• [What this task involves] Copy out every line that contains the word "Sell".

• [Recorded information]
◇ ◇ ◇ ◇ ◇

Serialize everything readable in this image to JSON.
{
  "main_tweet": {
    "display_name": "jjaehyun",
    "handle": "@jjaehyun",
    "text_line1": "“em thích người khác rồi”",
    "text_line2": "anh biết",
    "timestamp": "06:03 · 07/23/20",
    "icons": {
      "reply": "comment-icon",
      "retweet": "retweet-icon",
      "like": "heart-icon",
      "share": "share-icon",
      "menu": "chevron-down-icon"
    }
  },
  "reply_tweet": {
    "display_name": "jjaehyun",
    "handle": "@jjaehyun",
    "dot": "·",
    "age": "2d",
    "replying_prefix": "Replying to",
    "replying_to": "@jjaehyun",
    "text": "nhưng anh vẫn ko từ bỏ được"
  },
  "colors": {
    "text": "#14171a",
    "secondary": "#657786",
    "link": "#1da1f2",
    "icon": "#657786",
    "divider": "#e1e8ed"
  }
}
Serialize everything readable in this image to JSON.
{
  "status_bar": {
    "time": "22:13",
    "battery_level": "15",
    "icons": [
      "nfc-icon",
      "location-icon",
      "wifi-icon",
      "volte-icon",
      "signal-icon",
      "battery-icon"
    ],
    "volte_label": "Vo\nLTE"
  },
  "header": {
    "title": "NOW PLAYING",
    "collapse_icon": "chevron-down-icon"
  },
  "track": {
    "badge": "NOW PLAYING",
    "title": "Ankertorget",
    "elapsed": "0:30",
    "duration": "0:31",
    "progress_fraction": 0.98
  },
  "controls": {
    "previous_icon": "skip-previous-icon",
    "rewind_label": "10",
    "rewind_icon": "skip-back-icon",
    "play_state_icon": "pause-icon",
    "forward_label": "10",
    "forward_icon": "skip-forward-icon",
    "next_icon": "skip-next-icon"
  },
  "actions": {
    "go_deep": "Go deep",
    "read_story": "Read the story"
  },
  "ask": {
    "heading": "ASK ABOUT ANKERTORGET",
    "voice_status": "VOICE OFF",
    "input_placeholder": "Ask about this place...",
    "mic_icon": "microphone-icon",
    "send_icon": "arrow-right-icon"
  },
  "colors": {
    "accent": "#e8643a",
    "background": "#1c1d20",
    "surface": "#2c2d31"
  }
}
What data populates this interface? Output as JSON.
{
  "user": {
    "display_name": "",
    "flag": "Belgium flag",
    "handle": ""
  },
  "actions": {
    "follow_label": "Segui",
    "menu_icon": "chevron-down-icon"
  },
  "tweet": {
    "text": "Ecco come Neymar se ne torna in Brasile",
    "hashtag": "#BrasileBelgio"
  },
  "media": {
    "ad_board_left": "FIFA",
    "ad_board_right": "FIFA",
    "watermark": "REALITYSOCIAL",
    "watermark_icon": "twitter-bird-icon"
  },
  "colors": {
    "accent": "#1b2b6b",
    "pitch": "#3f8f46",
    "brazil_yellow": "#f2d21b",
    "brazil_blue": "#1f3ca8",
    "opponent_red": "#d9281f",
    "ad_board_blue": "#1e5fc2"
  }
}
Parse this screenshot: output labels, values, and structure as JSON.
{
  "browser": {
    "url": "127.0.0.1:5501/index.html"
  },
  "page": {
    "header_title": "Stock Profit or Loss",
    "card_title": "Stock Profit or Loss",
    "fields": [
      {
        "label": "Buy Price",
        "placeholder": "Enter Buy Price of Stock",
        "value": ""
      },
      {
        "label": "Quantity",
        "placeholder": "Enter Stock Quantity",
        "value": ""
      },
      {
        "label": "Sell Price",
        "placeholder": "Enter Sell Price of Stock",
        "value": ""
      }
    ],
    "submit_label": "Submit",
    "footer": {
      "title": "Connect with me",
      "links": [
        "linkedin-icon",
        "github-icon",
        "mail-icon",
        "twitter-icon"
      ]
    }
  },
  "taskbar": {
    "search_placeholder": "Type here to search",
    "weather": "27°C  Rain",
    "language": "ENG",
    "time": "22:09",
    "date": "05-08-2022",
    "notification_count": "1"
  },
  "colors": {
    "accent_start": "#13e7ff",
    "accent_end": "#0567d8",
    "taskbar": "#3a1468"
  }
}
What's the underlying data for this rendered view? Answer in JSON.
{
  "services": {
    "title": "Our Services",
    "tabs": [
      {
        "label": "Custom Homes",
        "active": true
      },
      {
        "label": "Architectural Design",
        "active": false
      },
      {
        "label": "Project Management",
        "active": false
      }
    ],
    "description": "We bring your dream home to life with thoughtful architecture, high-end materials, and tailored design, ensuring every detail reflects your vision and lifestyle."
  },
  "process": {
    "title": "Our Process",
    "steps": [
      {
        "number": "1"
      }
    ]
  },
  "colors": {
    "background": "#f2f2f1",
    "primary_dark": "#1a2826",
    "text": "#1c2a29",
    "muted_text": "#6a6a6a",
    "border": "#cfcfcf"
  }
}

◇ ◇ ◇ ◇ ◇

• [Exercise result]
        "label": "Sell Price",
        "placeholder": "Enter Sell Price of Stock",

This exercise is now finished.